Then, the two proceed with their evening, unaware of the trouble they’ve caused.

Who is an Expert

“Just a little extra effort can go a long way,” the solid waste planner for Orange County, Blair Pollock, said.

Pollock started Orange County’s recycling program in 1987 and says he forgot to leave.

Since his arrival, the county has cut its waste from 1.36 tons to about half of a ton of landfilled trash per person.

They can do better, he says. Especially when it comes to his three no-noes.

What Not to Do 

Contamination by food waste is the first.

“Somebody is working on the other end of that line, and during the summer, after sitting in the hot sun for a few days, that dirty can is going to be pretty rank,” Pollock said.

Just a light rinse of your containers, particularly the plastics, goes a long way.

Plastic can’t be heated to 1000-degree temperatures like glass and steel, so food and liquid remnants can complicate the sorting plant process or contaminate clean pieces, creating more trash.

========================================

## Directions
Pull out the recycling article above and copy it in full, word for word. The data has nothing to do with what is asked here.

========================================

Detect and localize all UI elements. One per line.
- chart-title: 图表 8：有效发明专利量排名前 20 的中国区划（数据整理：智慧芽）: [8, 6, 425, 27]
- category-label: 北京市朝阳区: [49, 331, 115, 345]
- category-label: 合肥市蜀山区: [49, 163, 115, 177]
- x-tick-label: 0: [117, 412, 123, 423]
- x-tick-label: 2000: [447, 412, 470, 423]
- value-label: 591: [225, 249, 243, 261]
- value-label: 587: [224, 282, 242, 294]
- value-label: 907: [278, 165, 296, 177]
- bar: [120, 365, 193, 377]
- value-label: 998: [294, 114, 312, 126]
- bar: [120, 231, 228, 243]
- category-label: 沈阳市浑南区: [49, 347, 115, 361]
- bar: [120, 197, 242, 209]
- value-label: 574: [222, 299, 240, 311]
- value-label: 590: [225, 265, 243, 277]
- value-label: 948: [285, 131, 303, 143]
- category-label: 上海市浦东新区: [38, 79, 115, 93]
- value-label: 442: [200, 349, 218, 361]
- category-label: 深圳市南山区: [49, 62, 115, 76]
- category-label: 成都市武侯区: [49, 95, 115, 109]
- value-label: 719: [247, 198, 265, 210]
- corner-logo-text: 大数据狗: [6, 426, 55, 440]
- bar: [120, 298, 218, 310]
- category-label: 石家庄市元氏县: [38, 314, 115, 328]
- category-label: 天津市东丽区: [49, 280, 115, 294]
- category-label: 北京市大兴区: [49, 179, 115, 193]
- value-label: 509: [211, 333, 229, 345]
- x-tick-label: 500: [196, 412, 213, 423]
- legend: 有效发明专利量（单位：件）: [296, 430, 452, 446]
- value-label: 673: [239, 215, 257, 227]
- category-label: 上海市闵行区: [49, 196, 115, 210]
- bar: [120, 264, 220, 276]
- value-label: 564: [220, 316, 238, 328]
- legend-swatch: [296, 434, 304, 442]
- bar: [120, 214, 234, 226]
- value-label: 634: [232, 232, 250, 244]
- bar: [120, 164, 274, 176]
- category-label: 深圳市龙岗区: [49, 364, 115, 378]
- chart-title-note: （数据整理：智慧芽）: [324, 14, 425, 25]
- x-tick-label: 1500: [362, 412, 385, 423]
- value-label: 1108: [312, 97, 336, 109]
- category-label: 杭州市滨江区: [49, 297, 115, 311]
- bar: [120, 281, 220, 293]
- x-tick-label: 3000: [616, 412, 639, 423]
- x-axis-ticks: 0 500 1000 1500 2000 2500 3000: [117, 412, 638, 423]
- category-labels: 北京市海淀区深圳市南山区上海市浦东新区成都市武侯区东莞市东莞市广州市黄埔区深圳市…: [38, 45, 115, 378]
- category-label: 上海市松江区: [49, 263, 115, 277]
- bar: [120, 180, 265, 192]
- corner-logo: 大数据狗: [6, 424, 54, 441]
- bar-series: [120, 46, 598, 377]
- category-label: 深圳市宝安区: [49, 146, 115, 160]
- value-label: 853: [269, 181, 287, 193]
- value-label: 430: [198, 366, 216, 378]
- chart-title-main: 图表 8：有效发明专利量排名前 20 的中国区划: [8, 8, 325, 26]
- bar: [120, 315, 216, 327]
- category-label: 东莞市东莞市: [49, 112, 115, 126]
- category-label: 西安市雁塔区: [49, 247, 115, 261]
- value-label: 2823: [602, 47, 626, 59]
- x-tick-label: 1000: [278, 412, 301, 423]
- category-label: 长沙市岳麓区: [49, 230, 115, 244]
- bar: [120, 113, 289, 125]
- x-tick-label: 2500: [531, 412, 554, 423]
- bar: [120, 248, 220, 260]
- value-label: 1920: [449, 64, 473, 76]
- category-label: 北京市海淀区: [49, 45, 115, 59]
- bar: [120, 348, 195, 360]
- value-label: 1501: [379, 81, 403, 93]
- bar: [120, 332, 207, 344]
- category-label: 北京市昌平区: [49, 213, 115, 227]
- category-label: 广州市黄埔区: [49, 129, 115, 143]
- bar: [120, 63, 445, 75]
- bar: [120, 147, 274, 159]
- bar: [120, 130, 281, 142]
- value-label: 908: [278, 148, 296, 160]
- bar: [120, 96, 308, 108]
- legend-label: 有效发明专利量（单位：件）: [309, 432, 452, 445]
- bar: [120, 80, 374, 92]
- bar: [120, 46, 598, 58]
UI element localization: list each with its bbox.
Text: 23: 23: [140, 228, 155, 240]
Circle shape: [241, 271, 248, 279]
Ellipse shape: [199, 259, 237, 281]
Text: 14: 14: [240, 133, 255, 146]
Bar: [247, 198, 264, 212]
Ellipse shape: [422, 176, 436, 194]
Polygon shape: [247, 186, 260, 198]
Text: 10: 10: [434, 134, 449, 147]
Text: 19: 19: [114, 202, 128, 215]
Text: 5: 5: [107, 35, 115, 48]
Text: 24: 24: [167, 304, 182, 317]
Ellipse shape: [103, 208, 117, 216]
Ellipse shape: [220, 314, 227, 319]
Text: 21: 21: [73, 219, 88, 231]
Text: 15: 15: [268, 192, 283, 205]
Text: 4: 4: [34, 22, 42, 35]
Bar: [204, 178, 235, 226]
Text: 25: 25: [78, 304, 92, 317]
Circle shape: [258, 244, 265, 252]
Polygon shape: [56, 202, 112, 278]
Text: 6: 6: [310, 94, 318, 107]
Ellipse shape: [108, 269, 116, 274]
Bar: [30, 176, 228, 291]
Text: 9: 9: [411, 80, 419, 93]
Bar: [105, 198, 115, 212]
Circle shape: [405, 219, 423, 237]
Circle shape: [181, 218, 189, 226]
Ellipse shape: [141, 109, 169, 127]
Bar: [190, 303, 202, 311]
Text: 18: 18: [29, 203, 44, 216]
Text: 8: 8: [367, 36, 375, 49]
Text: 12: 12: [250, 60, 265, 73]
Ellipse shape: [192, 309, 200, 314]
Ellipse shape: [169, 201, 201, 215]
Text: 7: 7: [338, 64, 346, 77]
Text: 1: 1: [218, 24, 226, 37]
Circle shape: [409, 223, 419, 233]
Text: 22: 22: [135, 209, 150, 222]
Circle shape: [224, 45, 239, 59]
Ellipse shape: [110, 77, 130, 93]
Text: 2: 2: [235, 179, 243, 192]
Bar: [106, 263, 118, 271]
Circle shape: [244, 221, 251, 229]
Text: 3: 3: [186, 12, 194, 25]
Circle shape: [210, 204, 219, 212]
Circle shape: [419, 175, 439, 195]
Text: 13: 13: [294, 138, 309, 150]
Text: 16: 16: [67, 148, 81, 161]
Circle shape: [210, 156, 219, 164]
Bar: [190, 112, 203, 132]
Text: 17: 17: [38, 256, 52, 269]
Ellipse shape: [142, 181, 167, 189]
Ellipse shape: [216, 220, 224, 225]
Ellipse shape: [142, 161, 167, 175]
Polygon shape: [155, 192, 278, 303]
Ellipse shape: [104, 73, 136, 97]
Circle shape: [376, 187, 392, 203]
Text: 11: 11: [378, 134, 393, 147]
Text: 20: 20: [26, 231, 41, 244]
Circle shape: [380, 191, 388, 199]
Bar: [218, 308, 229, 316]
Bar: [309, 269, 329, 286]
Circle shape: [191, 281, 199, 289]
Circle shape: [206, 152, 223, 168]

========================================

## Written solution
Then, the two proceed with their evening, unaware of the trouble they’ve caused.

Who is an Expert

“Just a little extra effort can go a long way,” the solid waste planner for Orange County, Blair Pollock, said.

Pollock started Orange County’s recycling program in 1987 and says he forgot to leave.

Since his arrival, the county has cut its waste from 1.36 tons to about half of a ton of landfilled trash per person.

They can do better, he says. Especially when it comes to his three no-noes.

What Not to Do 

Contamination by food waste is the first.

“Somebody is working on the other end of that line, and during the summer, after sitting in the hot sun for a few days, that dirty can is going to be pretty rank,” Pollock said.

Just a light rinse of your containers, particularly the plastics, goes a long way.

Plastic can’t be heated to 1000-degree temperatures like glass and steel, so food and liquid remnants can complicate the sorting plant process or contaminate clean pieces, creating more trash.